Records to process:
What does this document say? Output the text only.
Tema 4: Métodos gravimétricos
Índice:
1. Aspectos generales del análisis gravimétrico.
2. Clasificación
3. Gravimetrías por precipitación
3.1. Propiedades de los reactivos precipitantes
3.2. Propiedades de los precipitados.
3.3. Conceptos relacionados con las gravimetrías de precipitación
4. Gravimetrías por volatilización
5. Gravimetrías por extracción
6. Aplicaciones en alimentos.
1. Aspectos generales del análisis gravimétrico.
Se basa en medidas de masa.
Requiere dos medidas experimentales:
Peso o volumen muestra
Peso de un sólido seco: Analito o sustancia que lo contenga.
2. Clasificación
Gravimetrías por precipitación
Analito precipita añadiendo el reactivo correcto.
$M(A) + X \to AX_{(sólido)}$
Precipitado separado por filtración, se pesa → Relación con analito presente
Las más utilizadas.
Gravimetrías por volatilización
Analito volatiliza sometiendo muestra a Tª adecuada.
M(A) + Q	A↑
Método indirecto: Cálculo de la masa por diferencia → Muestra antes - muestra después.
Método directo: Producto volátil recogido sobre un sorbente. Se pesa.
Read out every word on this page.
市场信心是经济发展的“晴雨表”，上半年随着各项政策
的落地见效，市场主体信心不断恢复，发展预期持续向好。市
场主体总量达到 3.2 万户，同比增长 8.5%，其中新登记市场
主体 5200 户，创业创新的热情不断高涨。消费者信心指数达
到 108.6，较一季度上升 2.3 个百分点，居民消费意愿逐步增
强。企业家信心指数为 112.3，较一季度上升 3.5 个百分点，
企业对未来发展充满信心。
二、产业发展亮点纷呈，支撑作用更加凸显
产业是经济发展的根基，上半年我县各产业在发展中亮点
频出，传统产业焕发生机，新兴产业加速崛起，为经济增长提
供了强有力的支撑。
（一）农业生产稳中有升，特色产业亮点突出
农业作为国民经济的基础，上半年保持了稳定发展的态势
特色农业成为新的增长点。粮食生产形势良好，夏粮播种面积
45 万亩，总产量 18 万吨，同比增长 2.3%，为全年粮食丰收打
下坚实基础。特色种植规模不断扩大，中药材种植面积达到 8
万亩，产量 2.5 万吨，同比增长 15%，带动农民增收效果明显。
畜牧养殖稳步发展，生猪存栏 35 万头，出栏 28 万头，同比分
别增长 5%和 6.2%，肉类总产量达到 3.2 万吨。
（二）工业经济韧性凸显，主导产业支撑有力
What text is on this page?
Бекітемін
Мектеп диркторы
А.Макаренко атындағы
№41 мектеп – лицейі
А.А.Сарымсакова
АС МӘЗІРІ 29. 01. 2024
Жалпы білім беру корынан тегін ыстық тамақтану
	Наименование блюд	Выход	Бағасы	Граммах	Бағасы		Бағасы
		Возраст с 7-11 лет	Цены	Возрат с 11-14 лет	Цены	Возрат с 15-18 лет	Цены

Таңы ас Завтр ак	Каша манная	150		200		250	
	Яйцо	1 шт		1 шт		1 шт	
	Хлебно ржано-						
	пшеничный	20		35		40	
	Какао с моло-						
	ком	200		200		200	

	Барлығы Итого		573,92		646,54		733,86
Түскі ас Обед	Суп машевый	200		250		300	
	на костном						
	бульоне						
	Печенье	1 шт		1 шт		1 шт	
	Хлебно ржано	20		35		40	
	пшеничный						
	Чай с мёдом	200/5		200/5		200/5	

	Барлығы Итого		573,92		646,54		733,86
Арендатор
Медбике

Set task:
Count all lines of the data that include "sólido". The answer is the number alone.

Solution:
2